◆ What you have to do ◆
Write out the records word for word, with no pictures.

◆ Given data ◆
[start]

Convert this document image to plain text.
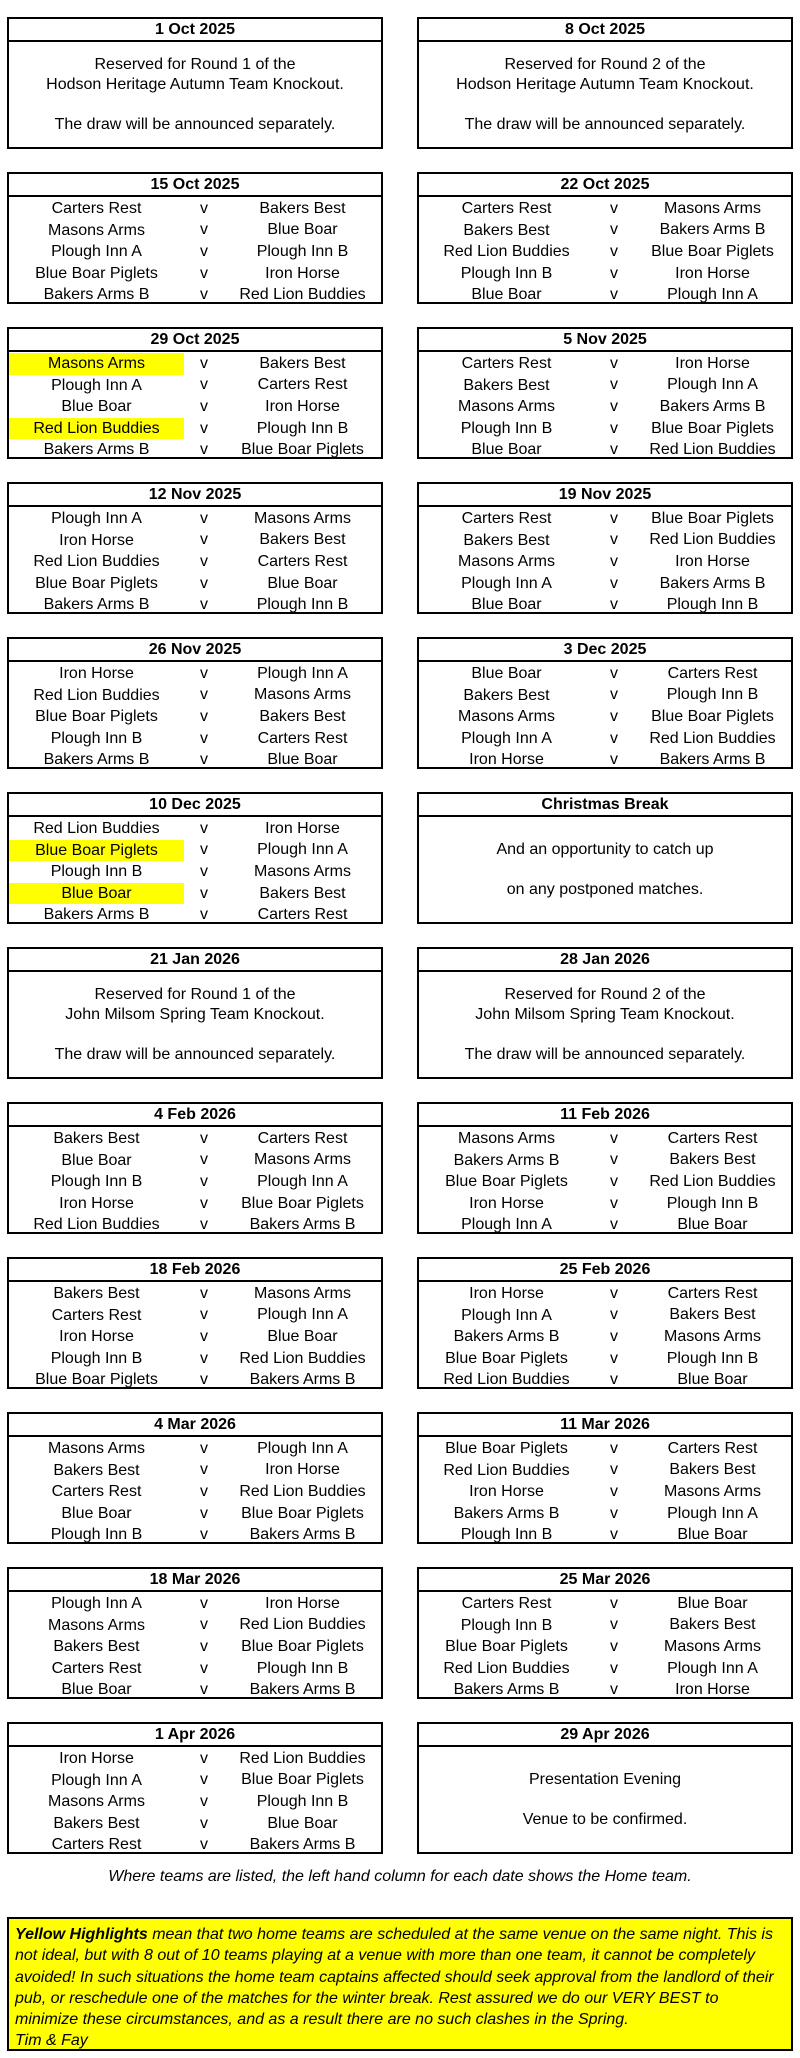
1 Oct 2025

Reserved for Round 1 of the

Hodson Heritage Autumn Team Knockout.

The draw will be announced separately.

8 Oct 2025

Reserved for Round 2 of the

Hodson Heritage Autumn Team Knockout.

The draw will be announced separately.

15 Oct 2025
Carters Rest	v	Bakers Best
Masons Arms	v	Blue Boar
Plough Inn A	v	Plough Inn B
Blue Boar Piglets	v	Iron Horse
Bakers Arms B	v	Red Lion Buddies
22 Oct 2025
Carters Rest	v	Masons Arms
Bakers Best	v	Bakers Arms B
Red Lion Buddies	v	Blue Boar Piglets
Plough Inn B	v	Iron Horse
Blue Boar	v	Plough Inn A
29 Oct 2025
Masons Arms	v	Bakers Best
Plough Inn A	v	Carters Rest
Blue Boar	v	Iron Horse
Red Lion Buddies	v	Plough Inn B
Bakers Arms B	v	Blue Boar Piglets
5 Nov 2025
Carters Rest	v	Iron Horse
Bakers Best	v	Plough Inn A
Masons Arms	v	Bakers Arms B
Plough Inn B	v	Blue Boar Piglets
Blue Boar	v	Red Lion Buddies
12 Nov 2025
Plough Inn A	v	Masons Arms
Iron Horse	v	Bakers Best
Red Lion Buddies	v	Carters Rest
Blue Boar Piglets	v	Blue Boar
Bakers Arms B	v	Plough Inn B
19 Nov 2025
Carters Rest	v	Blue Boar Piglets
Bakers Best	v	Red Lion Buddies
Masons Arms	v	Iron Horse
Plough Inn A	v	Bakers Arms B
Blue Boar	v	Plough Inn B
26 Nov 2025
Iron Horse	v	Plough Inn A
Red Lion Buddies	v	Masons Arms
Blue Boar Piglets	v	Bakers Best
Plough Inn B	v	Carters Rest
Bakers Arms B	v	Blue Boar
3 Dec 2025
Blue Boar	v	Carters Rest
Bakers Best	v	Plough Inn B
Masons Arms	v	Blue Boar Piglets
Plough Inn A	v	Red Lion Buddies
Iron Horse	v	Bakers Arms B
10 Dec 2025
Red Lion Buddies	v	Iron Horse
Blue Boar Piglets	v	Plough Inn A
Plough Inn B	v	Masons Arms
Blue Boar	v	Bakers Best
Bakers Arms B	v	Carters Rest
Christmas Break

And an opportunity to catch up

on any postponed matches.

21 Jan 2026

Reserved for Round 1 of the

John Milsom Spring Team Knockout.

The draw will be announced separately.

28 Jan 2026

Reserved for Round 2 of the

John Milsom Spring Team Knockout.

The draw will be announced separately.

4 Feb 2026
Bakers Best	v	Carters Rest
Blue Boar	v	Masons Arms
Plough Inn B	v	Plough Inn A
Iron Horse	v	Blue Boar Piglets
Red Lion Buddies	v	Bakers Arms B
11 Feb 2026
Masons Arms	v	Carters Rest
Bakers Arms B	v	Bakers Best
Blue Boar Piglets	v	Red Lion Buddies
Iron Horse	v	Plough Inn B
Plough Inn A	v	Blue Boar
18 Feb 2026
Bakers Best	v	Masons Arms
Carters Rest	v	Plough Inn A
Iron Horse	v	Blue Boar
Plough Inn B	v	Red Lion Buddies
Blue Boar Piglets	v	Bakers Arms B
25 Feb 2026
Iron Horse	v	Carters Rest
Plough Inn A	v	Bakers Best
Bakers Arms B	v	Masons Arms
Blue Boar Piglets	v	Plough Inn B
Red Lion Buddies	v	Blue Boar
4 Mar 2026
Masons Arms	v	Plough Inn A
Bakers Best	v	Iron Horse
Carters Rest	v	Red Lion Buddies
Blue Boar	v	Blue Boar Piglets
Plough Inn B	v	Bakers Arms B
11 Mar 2026
Blue Boar Piglets	v	Carters Rest
Red Lion Buddies	v	Bakers Best
Iron Horse	v	Masons Arms
Bakers Arms B	v	Plough Inn A
Plough Inn B	v	Blue Boar
18 Mar 2026
Plough Inn A	v	Iron Horse
Masons Arms	v	Red Lion Buddies
Bakers Best	v	Blue Boar Piglets
Carters Rest	v	Plough Inn B
Blue Boar	v	Bakers Arms B
25 Mar 2026
Carters Rest	v	Blue Boar
Plough Inn B	v	Bakers Best
Blue Boar Piglets	v	Masons Arms
Red Lion Buddies	v	Plough Inn A
Bakers Arms B	v	Iron Horse
1 Apr 2026
Iron Horse	v	Red Lion Buddies
Plough Inn A	v	Blue Boar Piglets
Masons Arms	v	Plough Inn B
Bakers Best	v	Blue Boar
Carters Rest	v	Bakers Arms B
29 Apr 2026

Presentation Evening

Venue to be confirmed.

Where teams are listed, the left hand column for each date shows the Home team.
Yellow Highlights mean that two home teams are scheduled at the same venue on the same night. This is not ideal, but with 8 out of 10 teams playing at a venue with more than one team, it cannot be completely avoided! In such situations the home team captains affected should seek approval from the landlord of their pub, or reschedule one of the matches for the winter break. Rest assured we do our VERY BEST to minimize these circumstances, and as a result there are no such clashes in the Spring.
Tim & Fay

[end]

◆ Result below ◆
Convert this document image to plain text.
1 Oct 2025

Reserved for Round 1 of the

Hodson Heritage Autumn Team Knockout.

The draw will be announced separately.

8 Oct 2025

Reserved for Round 2 of the

Hodson Heritage Autumn Team Knockout.

The draw will be announced separately.

15 Oct 2025
Carters Rest	v	Bakers Best
Masons Arms	v	Blue Boar
Plough Inn A	v	Plough Inn B
Blue Boar Piglets	v	Iron Horse
Bakers Arms B	v	Red Lion Buddies
22 Oct 2025
Carters Rest	v	Masons Arms
Bakers Best	v	Bakers Arms B
Red Lion Buddies	v	Blue Boar Piglets
Plough Inn B	v	Iron Horse
Blue Boar	v	Plough Inn A
29 Oct 2025
Masons Arms	v	Bakers Best
Plough Inn A	v	Carters Rest
Blue Boar	v	Iron Horse
Red Lion Buddies	v	Plough Inn B
Bakers Arms B	v	Blue Boar Piglets
5 Nov 2025
Carters Rest	v	Iron Horse
Bakers Best	v	Plough Inn A
Masons Arms	v	Bakers Arms B
Plough Inn B	v	Blue Boar Piglets
Blue Boar	v	Red Lion Buddies
12 Nov 2025
Plough Inn A	v	Masons Arms
Iron Horse	v	Bakers Best
Red Lion Buddies	v	Carters Rest
Blue Boar Piglets	v	Blue Boar
Bakers Arms B	v	Plough Inn B
19 Nov 2025
Carters Rest	v	Blue Boar Piglets
Bakers Best	v	Red Lion Buddies
Masons Arms	v	Iron Horse
Plough Inn A	v	Bakers Arms B
Blue Boar	v	Plough Inn B
26 Nov 2025
Iron Horse	v	Plough Inn A
Red Lion Buddies	v	Masons Arms
Blue Boar Piglets	v	Bakers Best
Plough Inn B	v	Carters Rest
Bakers Arms B	v	Blue Boar
3 Dec 2025
Blue Boar	v	Carters Rest
Bakers Best	v	Plough Inn B
Masons Arms	v	Blue Boar Piglets
Plough Inn A	v	Red Lion Buddies
Iron Horse	v	Bakers Arms B
10 Dec 2025
Red Lion Buddies	v	Iron Horse
Blue Boar Piglets	v	Plough Inn A
Plough Inn B	v	Masons Arms
Blue Boar	v	Bakers Best
Bakers Arms B	v	Carters Rest
Christmas Break

And an opportunity to catch up

on any postponed matches.

21 Jan 2026

Reserved for Round 1 of the

John Milsom Spring Team Knockout.

The draw will be announced separately.

28 Jan 2026

Reserved for Round 2 of the

John Milsom Spring Team Knockout.

The draw will be announced separately.

4 Feb 2026
Bakers Best	v	Carters Rest
Blue Boar	v	Masons Arms
Plough Inn B	v	Plough Inn A
Iron Horse	v	Blue Boar Piglets
Red Lion Buddies	v	Bakers Arms B
11 Feb 2026
Masons Arms	v	Carters Rest
Bakers Arms B	v	Bakers Best
Blue Boar Piglets	v	Red Lion Buddies
Iron Horse	v	Plough Inn B
Plough Inn A	v	Blue Boar
18 Feb 2026
Bakers Best	v	Masons Arms
Carters Rest	v	Plough Inn A
Iron Horse	v	Blue Boar
Plough Inn B	v	Red Lion Buddies
Blue Boar Piglets	v	Bakers Arms B
25 Feb 2026
Iron Horse	v	Carters Rest
Plough Inn A	v	Bakers Best
Bakers Arms B	v	Masons Arms
Blue Boar Piglets	v	Plough Inn B
Red Lion Buddies	v	Blue Boar
4 Mar 2026
Masons Arms	v	Plough Inn A
Bakers Best	v	Iron Horse
Carters Rest	v	Red Lion Buddies
Blue Boar	v	Blue Boar Piglets
Plough Inn B	v	Bakers Arms B
11 Mar 2026
Blue Boar Piglets	v	Carters Rest
Red Lion Buddies	v	Bakers Best
Iron Horse	v	Masons Arms
Bakers Arms B	v	Plough Inn A
Plough Inn B	v	Blue Boar
18 Mar 2026
Plough Inn A	v	Iron Horse
Masons Arms	v	Red Lion Buddies
Bakers Best	v	Blue Boar Piglets
Carters Rest	v	Plough Inn B
Blue Boar	v	Bakers Arms B
25 Mar 2026
Carters Rest	v	Blue Boar
Plough Inn B	v	Bakers Best
Blue Boar Piglets	v	Masons Arms
Red Lion Buddies	v	Plough Inn A
Bakers Arms B	v	Iron Horse
1 Apr 2026
Iron Horse	v	Red Lion Buddies
Plough Inn A	v	Blue Boar Piglets
Masons Arms	v	Plough Inn B
Bakers Best	v	Blue Boar
Carters Rest	v	Bakers Arms B
29 Apr 2026

Presentation Evening

Venue to be confirmed.

Where teams are listed, the left hand column for each date shows the Home team.
Yellow Highlights mean that two home teams are scheduled at the same venue on the same night. This is not ideal, but with 8 out of 10 teams playing at a venue with more than one team, it cannot be completely avoided! In such situations the home team captains affected should seek approval from the landlord of their pub, or reschedule one of the matches for the winter break. Rest assured we do our VERY BEST to minimize these circumstances, and as a result there are no such clashes in the Spring.
Tim & Fay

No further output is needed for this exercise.